__PROMPT__:
Lines containing the word "опитаних" are the ones to copy from the records below.
-------- RECORDS FOR THE TASK --------
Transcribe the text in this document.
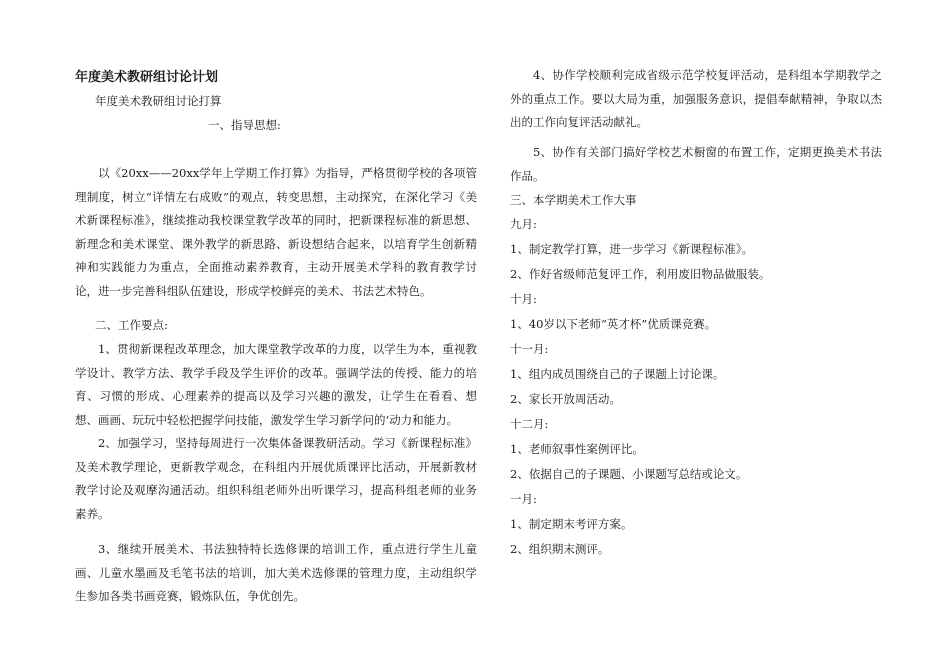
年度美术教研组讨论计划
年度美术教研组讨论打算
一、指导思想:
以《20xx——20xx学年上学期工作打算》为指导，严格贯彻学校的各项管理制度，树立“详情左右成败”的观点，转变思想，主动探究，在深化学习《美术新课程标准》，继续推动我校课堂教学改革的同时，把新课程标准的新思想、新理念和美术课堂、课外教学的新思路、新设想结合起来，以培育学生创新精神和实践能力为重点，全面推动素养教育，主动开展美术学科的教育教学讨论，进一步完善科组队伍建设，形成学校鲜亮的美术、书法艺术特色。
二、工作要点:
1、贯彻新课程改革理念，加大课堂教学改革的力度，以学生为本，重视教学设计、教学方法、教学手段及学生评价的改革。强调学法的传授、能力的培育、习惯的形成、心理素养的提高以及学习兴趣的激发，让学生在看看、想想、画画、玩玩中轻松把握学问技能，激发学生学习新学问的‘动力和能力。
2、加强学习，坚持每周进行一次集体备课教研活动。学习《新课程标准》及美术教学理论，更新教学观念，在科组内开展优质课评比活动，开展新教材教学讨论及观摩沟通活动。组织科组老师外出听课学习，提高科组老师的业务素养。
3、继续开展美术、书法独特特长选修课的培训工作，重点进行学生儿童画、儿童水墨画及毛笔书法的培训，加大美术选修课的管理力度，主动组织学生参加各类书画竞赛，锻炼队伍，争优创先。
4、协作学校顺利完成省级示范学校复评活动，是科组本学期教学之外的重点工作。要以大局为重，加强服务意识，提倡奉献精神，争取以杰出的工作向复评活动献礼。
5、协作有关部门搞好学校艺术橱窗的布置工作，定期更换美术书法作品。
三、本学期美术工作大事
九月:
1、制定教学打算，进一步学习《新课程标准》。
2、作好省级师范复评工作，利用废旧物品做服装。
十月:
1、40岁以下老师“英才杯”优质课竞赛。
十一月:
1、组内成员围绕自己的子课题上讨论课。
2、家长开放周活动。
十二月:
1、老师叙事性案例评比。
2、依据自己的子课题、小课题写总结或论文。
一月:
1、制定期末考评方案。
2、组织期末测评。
--------
-------- RECORDS FOR THE TASK --------
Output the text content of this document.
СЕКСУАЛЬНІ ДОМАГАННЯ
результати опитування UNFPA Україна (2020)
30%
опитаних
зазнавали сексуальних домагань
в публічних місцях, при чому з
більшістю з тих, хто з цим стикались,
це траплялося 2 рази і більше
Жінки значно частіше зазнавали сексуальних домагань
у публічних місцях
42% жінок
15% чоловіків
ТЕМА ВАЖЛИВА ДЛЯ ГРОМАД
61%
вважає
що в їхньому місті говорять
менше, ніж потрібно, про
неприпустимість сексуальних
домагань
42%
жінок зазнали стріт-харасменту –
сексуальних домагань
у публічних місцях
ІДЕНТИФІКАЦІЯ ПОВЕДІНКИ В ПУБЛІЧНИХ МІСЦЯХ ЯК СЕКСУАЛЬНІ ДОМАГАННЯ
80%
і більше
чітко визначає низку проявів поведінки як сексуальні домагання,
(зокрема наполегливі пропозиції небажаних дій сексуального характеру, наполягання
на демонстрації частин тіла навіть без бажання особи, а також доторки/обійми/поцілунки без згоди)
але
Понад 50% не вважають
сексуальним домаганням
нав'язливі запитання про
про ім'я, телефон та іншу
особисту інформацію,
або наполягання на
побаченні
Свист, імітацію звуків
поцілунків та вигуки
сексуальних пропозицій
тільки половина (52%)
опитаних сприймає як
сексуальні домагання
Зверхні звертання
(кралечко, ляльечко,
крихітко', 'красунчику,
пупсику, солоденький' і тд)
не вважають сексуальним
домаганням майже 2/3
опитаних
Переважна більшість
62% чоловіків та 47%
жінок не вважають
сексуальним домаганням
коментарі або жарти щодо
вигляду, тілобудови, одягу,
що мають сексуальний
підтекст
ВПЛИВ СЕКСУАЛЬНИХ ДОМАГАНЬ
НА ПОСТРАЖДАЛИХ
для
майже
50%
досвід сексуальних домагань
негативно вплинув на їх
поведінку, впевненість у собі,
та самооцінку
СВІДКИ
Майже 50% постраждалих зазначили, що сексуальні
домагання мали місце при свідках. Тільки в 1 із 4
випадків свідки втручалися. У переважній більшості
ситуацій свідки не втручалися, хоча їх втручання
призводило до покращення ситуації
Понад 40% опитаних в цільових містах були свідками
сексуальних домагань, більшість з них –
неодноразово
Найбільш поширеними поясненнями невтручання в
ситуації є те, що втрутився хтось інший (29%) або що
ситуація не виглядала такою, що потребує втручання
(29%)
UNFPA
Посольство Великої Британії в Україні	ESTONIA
--------
__FINAL RESULT__:
опитаних
опитаних сприймає як
опитаних
Понад 40% опитаних в цільових містах були свідками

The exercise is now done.